---- Data for processing

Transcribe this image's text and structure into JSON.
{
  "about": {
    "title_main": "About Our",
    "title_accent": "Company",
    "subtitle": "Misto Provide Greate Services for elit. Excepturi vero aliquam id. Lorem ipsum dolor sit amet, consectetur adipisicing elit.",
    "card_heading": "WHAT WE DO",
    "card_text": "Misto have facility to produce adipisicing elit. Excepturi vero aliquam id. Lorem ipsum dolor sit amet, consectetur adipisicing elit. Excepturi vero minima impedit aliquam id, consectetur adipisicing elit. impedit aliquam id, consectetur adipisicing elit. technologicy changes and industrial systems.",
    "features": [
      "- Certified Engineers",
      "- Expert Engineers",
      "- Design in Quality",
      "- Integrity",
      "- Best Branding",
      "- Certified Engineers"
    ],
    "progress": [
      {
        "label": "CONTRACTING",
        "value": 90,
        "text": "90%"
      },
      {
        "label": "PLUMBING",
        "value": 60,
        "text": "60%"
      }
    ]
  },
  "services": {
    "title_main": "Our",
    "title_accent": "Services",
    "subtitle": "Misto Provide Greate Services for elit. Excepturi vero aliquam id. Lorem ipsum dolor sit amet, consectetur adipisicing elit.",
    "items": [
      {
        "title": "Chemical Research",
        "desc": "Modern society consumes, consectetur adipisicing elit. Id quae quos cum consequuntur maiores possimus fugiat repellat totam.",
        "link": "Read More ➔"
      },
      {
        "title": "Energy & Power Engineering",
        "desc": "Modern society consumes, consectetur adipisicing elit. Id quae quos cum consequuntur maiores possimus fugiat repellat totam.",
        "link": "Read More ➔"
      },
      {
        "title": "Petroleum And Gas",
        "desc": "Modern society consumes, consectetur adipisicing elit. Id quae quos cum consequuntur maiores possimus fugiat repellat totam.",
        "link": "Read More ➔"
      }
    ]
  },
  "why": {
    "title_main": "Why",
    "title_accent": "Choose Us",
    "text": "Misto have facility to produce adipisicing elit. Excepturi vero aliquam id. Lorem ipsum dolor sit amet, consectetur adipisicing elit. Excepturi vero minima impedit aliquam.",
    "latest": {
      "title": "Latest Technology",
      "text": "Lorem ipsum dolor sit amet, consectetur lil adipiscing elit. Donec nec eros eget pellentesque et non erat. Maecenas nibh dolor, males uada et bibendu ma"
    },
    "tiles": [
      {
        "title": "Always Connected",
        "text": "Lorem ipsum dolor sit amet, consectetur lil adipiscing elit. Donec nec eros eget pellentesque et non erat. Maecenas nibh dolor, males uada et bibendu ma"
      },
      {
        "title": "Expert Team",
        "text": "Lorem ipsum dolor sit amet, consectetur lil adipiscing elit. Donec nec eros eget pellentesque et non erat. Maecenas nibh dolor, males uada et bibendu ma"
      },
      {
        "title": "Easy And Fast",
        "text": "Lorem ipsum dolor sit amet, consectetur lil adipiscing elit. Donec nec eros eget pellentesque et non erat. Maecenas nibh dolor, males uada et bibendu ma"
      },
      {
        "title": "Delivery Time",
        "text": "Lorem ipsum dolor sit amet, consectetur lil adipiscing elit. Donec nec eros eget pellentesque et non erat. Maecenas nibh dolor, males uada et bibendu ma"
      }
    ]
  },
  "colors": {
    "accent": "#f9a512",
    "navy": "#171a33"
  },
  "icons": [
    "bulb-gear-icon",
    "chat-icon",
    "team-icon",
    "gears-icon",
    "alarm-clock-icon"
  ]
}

--------

- _Exercise description_: Output every entry shown above, exactly.

- _Written answer_:
Transcribe this image's text and structure into JSON.
{
  "about": {
    "title_main": "About Our",
    "title_accent": "Company",
    "subtitle": "Misto Provide Greate Services for elit. Excepturi vero aliquam id. Lorem ipsum dolor sit amet, consectetur adipisicing elit.",
    "card_heading": "WHAT WE DO",
    "card_text": "Misto have facility to produce adipisicing elit. Excepturi vero aliquam id. Lorem ipsum dolor sit amet, consectetur adipisicing elit. Excepturi vero minima impedit aliquam id, consectetur adipisicing elit. impedit aliquam id, consectetur adipisicing elit. technologicy changes and industrial systems.",
    "features": [
      "- Certified Engineers",
      "- Expert Engineers",
      "- Design in Quality",
      "- Integrity",
      "- Best Branding",
      "- Certified Engineers"
    ],
    "progress": [
      {
        "label": "CONTRACTING",
        "value": 90,
        "text": "90%"
      },
      {
        "label": "PLUMBING",
        "value": 60,
        "text": "60%"
      }
    ]
  },
  "services": {
    "title_main": "Our",
    "title_accent": "Services",
    "subtitle": "Misto Provide Greate Services for elit. Excepturi vero aliquam id. Lorem ipsum dolor sit amet, consectetur adipisicing elit.",
    "items": [
      {
        "title": "Chemical Research",
        "desc": "Modern society consumes, consectetur adipisicing elit. Id quae quos cum consequuntur maiores possimus fugiat repellat totam.",
        "link": "Read More ➔"
      },
      {
        "title": "Energy & Power Engineering",
        "desc": "Modern society consumes, consectetur adipisicing elit. Id quae quos cum consequuntur maiores possimus fugiat repellat totam.",
        "link": "Read More ➔"
      },
      {
        "title": "Petroleum And Gas",
        "desc": "Modern society consumes, consectetur adipisicing elit. Id quae quos cum consequuntur maiores possimus fugiat repellat totam.",
        "link": "Read More ➔"
      }
    ]
  },
  "why": {
    "title_main": "Why",
    "title_accent": "Choose Us",
    "text": "Misto have facility to produce adipisicing elit. Excepturi vero aliquam id. Lorem ipsum dolor sit amet, consectetur adipisicing elit. Excepturi vero minima impedit aliquam.",
    "latest": {
      "title": "Latest Technology",
      "text": "Lorem ipsum dolor sit amet, consectetur lil adipiscing elit. Donec nec eros eget pellentesque et non erat. Maecenas nibh dolor, males uada et bibendu ma"
    },
    "tiles": [
      {
        "title": "Always Connected",
        "text": "Lorem ipsum dolor sit amet, consectetur lil adipiscing elit. Donec nec eros eget pellentesque et non erat. Maecenas nibh dolor, males uada et bibendu ma"
      },
      {
        "title": "Expert Team",
        "text": "Lorem ipsum dolor sit amet, consectetur lil adipiscing elit. Donec nec eros eget pellentesque et non erat. Maecenas nibh dolor, males uada et bibendu ma"
      },
      {
        "title": "Easy And Fast",
        "text": "Lorem ipsum dolor sit amet, consectetur lil adipiscing elit. Donec nec eros eget pellentesque et non erat. Maecenas nibh dolor, males uada et bibendu ma"
      },
      {
        "title": "Delivery Time",
        "text": "Lorem ipsum dolor sit amet, consectetur lil adipiscing elit. Donec nec eros eget pellentesque et non erat. Maecenas nibh dolor, males uada et bibendu ma"
      }
    ]
  },
  "colors": {
    "accent": "#f9a512",
    "navy": "#171a33"
  },
  "icons": [
    "bulb-gear-icon",
    "chat-icon",
    "team-icon",
    "gears-icon",
    "alarm-clock-icon"
  ]
}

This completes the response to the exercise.